Saved entries:
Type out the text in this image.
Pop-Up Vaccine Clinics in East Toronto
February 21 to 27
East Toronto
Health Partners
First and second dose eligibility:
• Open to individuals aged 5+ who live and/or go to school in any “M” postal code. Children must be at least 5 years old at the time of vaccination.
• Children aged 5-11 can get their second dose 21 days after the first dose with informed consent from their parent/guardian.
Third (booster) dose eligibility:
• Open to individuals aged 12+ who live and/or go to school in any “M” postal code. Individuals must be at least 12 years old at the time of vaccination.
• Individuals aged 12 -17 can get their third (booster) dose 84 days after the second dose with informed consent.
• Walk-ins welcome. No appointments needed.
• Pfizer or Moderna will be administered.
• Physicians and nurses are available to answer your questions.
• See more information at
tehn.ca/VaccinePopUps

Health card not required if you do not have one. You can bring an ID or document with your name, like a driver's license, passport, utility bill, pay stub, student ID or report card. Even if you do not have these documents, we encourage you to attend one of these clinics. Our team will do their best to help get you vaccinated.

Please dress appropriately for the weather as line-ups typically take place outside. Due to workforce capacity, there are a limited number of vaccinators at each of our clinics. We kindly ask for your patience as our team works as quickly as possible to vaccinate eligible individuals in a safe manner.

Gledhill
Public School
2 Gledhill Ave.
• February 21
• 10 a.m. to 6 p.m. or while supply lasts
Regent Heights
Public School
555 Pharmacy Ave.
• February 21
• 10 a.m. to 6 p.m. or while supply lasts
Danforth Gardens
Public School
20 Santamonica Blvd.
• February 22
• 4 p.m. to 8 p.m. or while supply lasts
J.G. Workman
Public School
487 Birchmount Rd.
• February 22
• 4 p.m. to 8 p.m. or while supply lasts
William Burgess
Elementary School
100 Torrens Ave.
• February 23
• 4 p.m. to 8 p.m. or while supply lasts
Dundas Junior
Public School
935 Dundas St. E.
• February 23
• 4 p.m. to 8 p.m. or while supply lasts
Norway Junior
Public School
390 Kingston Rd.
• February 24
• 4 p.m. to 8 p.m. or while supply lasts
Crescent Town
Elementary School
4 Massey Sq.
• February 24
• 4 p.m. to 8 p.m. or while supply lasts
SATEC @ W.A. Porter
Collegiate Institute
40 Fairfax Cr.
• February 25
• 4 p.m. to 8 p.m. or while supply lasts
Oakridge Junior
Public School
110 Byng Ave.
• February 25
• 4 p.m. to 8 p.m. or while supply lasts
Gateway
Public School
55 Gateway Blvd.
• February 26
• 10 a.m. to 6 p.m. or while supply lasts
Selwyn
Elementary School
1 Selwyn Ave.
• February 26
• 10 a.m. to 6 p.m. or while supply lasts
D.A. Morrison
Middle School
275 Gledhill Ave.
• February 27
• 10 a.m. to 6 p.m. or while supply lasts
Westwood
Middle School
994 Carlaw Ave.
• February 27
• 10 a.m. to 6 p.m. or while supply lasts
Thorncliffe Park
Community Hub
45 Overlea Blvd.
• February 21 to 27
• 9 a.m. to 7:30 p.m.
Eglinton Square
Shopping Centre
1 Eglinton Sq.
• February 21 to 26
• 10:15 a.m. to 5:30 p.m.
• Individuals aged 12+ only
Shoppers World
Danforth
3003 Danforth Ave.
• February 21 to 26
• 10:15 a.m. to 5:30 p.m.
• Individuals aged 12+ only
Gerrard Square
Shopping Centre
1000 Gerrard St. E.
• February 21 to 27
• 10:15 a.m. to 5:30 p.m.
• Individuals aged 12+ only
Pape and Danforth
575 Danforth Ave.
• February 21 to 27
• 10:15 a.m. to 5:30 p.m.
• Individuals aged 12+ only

DIRECTIONS —
Find each line holding the word "postal" and copy it.

RIGHT ANSWER —
• Open to individuals aged 5+ who live and/or go to school in any “M” postal code. Children must be at least 5 years old at the time of vaccination.
• Open to individuals aged 12+ who live and/or go to school in any “M” postal code. Individuals must be at least 12 years old at the time of vaccination.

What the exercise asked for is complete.